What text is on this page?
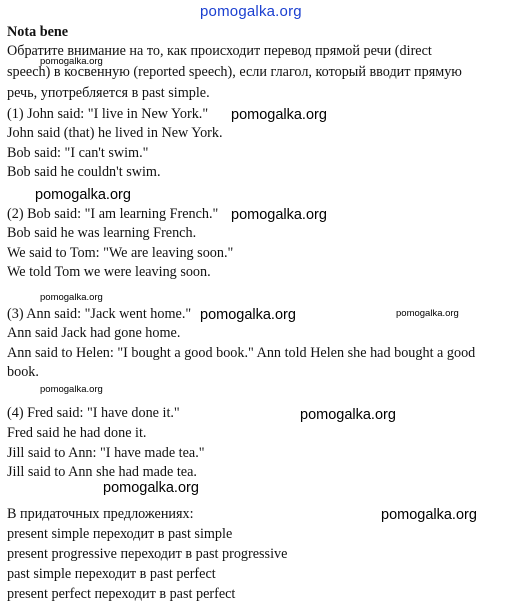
Nota bene
Обратите внимание на то, как происходит перевод прямой речи (direct
speech) в косвенную (reported speech), если глагол, который вводит прямую
речь, употребляется в past simple.
(1) John said: "I live in New York."
John said (that) he lived in New York.
Bob said: "I can't swim."
Bob said he couldn't swim.
(2) Bob said: "I am learning French."
Bob said he was learning French.
We said to Tom: "We are leaving soon."
We told Tom we were leaving soon.
(3) Ann said: "Jack went home."
Ann said Jack had gone home.
Ann said to Helen: "I bought a good book." Ann told Helen she had bought a good
book.
(4) Fred said: "I have done it."
Fred said he had done it.
Jill said to Ann: "I have made tea."
Jill said to Ann she had made tea.
В придаточных предложениях:
present simple переходит в past simple
present progressive переходит в past progressive
past simple переходит в past perfect
present perfect переходит в past perfect
pomogalka.org
pomogalka.org
pomogalka.org
pomogalka.org
pomogalka.org
pomogalka.org
pomogalka.org	pomogalka.org
pomogalka.org
pomogalka.org
pomogalka.org
pomogalka.org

──────────────────────────────

WORK INSTRUCTIONS:
Report back each line of the entries that holds the string "Jill".

TASK ANSWER:
Jill said to Ann: "I have made tea."
Jill said to Ann she had made tea.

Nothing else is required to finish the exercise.